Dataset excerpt
━━━━
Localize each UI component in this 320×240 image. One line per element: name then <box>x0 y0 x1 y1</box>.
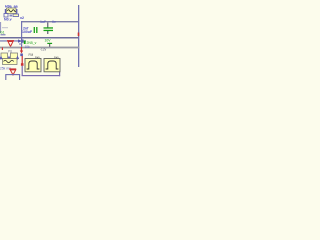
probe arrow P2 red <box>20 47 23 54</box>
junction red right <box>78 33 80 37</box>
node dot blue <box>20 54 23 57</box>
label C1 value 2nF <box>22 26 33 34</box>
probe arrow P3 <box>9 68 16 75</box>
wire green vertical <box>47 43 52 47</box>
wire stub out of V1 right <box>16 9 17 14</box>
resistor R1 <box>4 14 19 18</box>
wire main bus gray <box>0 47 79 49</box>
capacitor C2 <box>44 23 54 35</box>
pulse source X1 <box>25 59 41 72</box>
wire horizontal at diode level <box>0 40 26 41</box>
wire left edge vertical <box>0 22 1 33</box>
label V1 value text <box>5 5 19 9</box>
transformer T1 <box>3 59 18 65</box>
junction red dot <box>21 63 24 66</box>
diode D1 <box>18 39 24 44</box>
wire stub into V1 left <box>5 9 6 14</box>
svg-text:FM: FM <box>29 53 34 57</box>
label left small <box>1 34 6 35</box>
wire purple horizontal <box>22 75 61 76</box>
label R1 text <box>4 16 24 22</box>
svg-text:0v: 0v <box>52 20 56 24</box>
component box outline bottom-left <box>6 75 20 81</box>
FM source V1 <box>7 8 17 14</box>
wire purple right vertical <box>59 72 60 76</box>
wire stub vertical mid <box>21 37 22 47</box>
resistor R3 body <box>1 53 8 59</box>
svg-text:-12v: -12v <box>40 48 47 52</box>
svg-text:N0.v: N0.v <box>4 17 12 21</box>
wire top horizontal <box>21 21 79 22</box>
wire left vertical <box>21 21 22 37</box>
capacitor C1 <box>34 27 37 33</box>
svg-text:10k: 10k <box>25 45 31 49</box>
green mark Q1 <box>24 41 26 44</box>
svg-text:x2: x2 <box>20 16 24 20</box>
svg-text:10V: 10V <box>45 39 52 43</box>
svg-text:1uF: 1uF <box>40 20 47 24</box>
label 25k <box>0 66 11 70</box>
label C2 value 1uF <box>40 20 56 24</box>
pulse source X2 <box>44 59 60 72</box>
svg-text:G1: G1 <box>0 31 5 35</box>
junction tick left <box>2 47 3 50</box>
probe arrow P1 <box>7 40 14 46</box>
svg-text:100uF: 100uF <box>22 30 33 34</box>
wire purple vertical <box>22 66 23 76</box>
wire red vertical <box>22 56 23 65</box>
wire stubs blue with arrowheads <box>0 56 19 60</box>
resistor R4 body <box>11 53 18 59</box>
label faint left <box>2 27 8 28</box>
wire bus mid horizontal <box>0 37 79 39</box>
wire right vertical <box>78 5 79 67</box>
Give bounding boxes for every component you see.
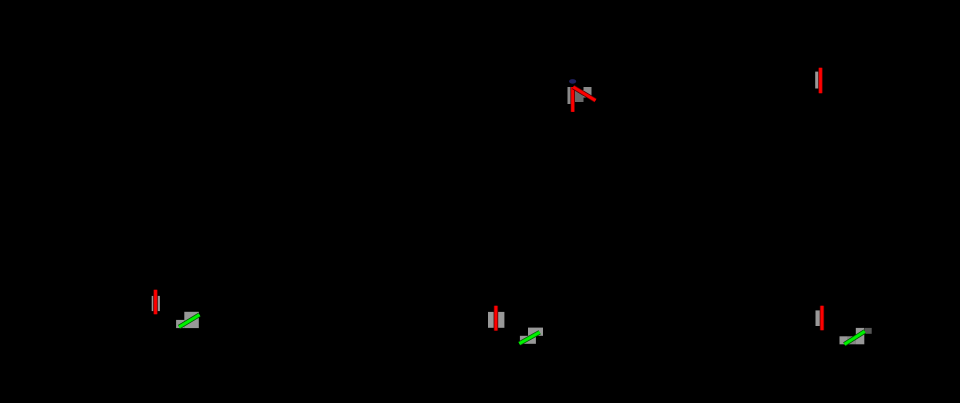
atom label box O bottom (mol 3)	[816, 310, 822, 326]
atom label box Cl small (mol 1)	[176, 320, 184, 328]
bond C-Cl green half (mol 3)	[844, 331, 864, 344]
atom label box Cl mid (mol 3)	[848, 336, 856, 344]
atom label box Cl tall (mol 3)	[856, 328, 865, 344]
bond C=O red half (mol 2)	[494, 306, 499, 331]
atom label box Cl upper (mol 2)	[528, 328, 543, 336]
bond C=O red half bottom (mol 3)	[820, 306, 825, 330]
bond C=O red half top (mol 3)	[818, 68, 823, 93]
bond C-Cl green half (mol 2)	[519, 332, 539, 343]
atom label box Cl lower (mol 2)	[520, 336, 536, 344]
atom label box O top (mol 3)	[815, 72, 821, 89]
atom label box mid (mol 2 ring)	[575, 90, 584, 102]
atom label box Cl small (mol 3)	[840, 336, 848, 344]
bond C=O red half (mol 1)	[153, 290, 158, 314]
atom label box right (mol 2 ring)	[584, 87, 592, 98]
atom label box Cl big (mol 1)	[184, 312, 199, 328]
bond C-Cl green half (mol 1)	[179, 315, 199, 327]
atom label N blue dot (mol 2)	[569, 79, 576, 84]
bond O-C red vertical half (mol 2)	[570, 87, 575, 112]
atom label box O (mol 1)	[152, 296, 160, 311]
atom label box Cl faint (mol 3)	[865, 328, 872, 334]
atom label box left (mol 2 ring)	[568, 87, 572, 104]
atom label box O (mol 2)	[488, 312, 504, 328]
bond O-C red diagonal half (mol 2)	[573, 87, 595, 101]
━━━━
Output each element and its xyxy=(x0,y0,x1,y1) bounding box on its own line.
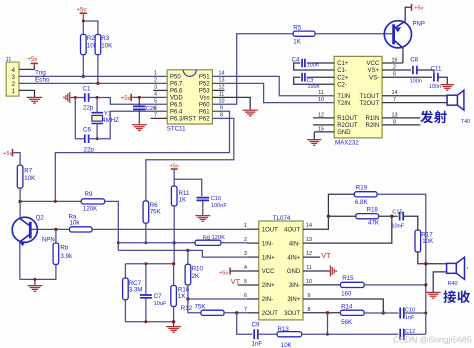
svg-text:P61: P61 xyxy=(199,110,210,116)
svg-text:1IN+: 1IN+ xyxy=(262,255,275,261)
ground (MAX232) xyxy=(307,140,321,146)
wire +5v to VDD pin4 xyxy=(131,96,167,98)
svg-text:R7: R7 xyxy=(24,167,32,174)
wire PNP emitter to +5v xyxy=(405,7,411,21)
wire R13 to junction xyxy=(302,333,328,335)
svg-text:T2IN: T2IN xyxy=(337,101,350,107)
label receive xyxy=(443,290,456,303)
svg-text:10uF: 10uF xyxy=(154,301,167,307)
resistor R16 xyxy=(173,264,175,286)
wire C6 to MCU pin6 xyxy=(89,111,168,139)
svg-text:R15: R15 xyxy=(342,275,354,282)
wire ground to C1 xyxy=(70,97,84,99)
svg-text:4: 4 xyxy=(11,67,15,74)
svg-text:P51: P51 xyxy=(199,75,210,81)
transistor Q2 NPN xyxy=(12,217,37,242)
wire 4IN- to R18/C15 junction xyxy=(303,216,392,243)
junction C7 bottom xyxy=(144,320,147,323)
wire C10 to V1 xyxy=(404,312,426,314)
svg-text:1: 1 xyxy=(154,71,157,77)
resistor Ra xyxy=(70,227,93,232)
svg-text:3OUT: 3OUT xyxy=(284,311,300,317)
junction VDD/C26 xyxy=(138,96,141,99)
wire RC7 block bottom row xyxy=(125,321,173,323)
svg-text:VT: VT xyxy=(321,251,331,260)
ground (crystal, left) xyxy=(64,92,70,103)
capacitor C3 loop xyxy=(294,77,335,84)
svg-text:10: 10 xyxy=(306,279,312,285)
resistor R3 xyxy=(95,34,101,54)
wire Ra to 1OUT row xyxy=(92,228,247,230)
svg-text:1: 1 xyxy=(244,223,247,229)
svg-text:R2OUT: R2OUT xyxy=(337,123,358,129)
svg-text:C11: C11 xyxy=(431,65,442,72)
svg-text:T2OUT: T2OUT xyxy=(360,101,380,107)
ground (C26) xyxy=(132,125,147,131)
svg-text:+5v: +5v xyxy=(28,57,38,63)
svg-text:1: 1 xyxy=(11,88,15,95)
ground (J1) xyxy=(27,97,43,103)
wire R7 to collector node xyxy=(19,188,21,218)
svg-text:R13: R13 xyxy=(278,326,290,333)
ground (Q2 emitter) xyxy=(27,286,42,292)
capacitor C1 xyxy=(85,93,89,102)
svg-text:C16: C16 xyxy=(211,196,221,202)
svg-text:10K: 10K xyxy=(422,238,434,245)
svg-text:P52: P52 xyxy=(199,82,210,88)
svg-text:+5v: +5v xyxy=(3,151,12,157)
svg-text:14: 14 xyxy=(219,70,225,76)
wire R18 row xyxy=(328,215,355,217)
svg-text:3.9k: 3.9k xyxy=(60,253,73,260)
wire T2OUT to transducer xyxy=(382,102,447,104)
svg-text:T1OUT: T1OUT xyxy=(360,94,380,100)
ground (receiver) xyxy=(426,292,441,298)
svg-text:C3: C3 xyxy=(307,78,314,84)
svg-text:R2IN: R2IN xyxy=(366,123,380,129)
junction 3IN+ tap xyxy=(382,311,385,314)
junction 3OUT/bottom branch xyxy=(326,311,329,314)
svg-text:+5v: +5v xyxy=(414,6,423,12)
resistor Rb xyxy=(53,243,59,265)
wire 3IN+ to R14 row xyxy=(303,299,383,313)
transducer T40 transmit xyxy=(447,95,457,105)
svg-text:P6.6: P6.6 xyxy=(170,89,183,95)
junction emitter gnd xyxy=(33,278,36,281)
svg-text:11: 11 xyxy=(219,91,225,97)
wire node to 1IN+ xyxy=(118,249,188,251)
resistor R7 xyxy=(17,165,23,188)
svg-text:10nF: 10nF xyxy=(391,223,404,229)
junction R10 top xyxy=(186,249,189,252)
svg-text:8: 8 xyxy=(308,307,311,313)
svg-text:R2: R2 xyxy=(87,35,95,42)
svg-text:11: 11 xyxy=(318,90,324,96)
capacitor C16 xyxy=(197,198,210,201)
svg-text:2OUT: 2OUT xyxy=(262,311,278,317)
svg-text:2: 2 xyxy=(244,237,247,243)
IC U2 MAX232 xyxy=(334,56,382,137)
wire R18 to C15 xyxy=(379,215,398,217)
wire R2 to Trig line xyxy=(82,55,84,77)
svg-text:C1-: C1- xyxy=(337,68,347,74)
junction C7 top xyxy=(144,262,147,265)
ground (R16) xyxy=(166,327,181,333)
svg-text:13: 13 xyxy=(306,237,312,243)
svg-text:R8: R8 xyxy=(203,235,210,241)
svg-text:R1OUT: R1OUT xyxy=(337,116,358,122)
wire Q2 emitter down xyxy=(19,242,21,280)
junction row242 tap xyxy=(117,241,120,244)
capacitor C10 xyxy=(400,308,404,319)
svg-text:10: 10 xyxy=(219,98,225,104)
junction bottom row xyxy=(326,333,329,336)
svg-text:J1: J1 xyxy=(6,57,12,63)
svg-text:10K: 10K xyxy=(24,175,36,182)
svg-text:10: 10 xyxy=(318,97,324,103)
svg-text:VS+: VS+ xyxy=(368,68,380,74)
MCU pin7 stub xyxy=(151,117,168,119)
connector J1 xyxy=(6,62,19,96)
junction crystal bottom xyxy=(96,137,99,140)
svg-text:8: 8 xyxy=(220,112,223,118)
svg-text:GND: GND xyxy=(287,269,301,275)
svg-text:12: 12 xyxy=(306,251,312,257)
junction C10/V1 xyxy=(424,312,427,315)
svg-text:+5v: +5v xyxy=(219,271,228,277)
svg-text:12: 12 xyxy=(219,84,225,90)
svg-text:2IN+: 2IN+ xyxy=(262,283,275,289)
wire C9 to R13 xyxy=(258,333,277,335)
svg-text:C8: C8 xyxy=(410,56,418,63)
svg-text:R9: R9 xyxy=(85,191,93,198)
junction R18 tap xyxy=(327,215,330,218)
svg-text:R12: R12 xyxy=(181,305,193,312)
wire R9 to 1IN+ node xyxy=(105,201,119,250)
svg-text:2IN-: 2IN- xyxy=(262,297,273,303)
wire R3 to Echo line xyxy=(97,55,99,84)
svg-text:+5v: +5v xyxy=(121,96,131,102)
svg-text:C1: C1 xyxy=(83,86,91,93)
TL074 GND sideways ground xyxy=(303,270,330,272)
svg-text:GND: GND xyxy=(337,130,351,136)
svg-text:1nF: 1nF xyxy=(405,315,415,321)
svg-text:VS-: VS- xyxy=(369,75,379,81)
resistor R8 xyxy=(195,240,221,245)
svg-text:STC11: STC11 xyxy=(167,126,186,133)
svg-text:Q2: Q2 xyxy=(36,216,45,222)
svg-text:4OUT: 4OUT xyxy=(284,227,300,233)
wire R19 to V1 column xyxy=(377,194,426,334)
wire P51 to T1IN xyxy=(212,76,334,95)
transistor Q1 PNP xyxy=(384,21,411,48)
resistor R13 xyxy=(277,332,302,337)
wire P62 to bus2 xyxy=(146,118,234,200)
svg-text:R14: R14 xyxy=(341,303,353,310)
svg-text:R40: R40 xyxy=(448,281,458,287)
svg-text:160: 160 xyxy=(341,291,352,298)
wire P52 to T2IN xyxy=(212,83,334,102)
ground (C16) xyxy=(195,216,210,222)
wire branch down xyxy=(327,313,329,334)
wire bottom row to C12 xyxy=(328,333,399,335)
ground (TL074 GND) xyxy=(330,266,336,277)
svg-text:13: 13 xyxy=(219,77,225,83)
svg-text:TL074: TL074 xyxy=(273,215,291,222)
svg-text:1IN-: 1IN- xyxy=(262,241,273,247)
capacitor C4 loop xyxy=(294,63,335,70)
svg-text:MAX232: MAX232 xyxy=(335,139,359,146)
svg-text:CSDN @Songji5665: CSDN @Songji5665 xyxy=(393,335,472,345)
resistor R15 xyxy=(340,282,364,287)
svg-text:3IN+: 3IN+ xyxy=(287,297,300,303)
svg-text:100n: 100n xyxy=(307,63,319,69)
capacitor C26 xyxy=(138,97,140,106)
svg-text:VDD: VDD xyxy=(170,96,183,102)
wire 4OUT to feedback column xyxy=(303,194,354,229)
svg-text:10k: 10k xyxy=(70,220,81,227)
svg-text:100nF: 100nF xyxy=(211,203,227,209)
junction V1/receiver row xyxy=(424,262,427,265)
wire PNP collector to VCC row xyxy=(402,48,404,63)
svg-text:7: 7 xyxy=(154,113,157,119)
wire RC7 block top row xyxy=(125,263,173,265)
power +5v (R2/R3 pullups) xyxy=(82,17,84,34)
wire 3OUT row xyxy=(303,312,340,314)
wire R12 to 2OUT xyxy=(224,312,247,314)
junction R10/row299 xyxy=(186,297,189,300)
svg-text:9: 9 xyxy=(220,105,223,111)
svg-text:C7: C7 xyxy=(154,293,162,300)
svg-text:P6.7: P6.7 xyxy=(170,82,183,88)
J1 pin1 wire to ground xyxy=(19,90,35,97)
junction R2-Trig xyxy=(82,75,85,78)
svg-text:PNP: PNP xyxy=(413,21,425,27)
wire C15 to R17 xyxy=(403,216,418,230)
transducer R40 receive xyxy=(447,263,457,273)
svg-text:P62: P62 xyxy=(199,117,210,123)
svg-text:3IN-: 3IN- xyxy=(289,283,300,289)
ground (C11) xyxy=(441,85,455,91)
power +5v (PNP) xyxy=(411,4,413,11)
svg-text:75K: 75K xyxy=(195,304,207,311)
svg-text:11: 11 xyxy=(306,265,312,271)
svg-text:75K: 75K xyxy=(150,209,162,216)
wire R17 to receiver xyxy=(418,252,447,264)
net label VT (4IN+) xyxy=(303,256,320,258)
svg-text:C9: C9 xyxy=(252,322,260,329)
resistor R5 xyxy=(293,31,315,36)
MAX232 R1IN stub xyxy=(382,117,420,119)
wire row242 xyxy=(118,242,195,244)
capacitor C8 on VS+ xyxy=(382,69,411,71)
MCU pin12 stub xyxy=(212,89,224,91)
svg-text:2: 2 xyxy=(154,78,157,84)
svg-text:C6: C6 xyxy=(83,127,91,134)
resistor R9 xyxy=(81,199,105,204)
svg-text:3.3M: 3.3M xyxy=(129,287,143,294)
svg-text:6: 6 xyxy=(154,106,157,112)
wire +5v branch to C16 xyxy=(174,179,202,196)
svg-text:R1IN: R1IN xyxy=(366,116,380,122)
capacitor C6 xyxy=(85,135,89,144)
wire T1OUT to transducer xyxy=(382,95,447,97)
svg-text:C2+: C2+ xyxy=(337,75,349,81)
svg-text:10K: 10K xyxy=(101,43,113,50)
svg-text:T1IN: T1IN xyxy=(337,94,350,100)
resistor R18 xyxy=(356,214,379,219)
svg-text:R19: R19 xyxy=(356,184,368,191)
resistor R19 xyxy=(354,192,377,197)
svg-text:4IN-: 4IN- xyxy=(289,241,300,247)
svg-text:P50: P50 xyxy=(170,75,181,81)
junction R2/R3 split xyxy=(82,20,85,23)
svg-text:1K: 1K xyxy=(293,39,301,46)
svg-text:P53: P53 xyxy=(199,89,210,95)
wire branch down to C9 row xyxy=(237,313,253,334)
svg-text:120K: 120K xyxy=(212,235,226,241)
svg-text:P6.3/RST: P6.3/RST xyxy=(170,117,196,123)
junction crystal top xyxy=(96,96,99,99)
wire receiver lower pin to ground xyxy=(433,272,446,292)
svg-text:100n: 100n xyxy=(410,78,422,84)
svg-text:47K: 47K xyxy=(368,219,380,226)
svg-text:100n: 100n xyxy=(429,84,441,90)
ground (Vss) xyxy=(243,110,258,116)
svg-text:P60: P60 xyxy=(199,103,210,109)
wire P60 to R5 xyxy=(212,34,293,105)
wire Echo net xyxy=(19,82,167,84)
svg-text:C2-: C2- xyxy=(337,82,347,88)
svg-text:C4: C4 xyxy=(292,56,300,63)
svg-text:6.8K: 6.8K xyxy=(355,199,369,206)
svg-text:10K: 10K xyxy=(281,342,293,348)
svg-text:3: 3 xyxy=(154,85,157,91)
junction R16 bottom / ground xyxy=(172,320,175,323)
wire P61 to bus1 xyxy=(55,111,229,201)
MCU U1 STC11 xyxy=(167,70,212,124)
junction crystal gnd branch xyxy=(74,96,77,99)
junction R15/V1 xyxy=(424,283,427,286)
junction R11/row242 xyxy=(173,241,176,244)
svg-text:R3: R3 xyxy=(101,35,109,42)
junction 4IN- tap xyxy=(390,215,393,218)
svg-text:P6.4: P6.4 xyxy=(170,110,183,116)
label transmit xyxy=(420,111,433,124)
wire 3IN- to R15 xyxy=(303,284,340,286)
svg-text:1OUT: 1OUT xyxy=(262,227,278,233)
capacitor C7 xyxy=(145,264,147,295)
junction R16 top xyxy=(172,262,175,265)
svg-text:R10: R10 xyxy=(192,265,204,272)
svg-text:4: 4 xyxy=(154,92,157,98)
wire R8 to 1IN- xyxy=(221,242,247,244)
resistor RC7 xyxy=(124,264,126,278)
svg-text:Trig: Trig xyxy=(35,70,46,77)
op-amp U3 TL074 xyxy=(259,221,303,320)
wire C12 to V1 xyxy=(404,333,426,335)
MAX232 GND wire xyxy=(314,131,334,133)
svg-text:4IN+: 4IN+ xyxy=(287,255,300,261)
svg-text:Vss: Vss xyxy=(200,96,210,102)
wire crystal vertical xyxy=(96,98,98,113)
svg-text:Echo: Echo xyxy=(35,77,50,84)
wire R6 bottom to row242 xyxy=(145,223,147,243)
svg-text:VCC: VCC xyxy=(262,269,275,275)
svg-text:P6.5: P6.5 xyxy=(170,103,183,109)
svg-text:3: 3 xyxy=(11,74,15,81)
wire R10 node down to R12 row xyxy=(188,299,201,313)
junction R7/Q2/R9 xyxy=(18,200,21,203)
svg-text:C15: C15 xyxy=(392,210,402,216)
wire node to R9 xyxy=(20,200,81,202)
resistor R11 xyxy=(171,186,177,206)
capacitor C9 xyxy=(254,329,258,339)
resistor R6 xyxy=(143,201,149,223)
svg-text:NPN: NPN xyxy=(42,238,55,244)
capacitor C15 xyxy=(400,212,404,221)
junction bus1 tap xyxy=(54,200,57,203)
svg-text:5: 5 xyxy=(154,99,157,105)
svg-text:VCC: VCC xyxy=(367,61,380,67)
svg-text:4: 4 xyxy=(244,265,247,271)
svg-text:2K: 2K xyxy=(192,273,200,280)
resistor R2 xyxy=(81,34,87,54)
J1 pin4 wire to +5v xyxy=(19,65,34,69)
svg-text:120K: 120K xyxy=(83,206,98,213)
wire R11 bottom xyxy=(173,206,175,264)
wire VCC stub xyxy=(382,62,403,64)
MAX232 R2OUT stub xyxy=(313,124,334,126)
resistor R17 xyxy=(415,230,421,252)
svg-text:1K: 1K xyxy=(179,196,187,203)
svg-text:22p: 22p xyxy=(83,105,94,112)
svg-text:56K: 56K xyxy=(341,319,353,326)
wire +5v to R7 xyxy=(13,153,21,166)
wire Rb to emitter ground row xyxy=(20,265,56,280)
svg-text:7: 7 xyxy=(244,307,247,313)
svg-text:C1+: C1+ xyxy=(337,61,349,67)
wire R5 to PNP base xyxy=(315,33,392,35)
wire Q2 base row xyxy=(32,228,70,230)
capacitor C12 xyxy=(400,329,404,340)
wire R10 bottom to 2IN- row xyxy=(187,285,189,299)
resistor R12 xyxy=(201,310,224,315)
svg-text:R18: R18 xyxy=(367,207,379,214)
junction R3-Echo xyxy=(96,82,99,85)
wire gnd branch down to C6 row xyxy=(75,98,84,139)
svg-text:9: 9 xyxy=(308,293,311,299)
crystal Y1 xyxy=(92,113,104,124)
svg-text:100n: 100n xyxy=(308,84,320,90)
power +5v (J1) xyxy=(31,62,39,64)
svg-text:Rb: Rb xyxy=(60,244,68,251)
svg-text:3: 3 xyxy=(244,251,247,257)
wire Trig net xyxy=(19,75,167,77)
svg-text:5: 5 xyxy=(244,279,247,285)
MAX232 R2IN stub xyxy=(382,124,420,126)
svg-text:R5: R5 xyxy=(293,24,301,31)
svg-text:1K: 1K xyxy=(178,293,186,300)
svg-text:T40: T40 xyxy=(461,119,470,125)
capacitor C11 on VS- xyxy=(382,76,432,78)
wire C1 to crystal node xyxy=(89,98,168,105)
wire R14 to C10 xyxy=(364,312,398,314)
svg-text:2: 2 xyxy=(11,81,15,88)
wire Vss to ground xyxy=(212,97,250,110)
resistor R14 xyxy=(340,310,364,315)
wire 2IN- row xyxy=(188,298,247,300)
━━━━
TASK OBJECTIVE
Output the records exactly as they appear, from the line containing "svg-text:P61: P61 xyxy=(199,110,210,116)" through the line containing "label receive xyxy=(443,290,456,303)", including both of those lines.

WRITTEN SOLUTION
svg-text:P61: P61 xyxy=(199,110,210,116)
svg-text:1IN+: 1IN+ xyxy=(262,255,275,261)
ground (MAX232) xyxy=(307,140,321,146)
wire +5v to VDD pin4 xyxy=(131,96,167,98)
svg-text:R7: R7 xyxy=(24,167,32,174)
wire PNP emitter to +5v xyxy=(405,7,411,21)
wire R13 to junction xyxy=(302,333,328,335)
svg-text:T2IN: T2IN xyxy=(337,101,350,107)
label receive xyxy=(443,290,456,303)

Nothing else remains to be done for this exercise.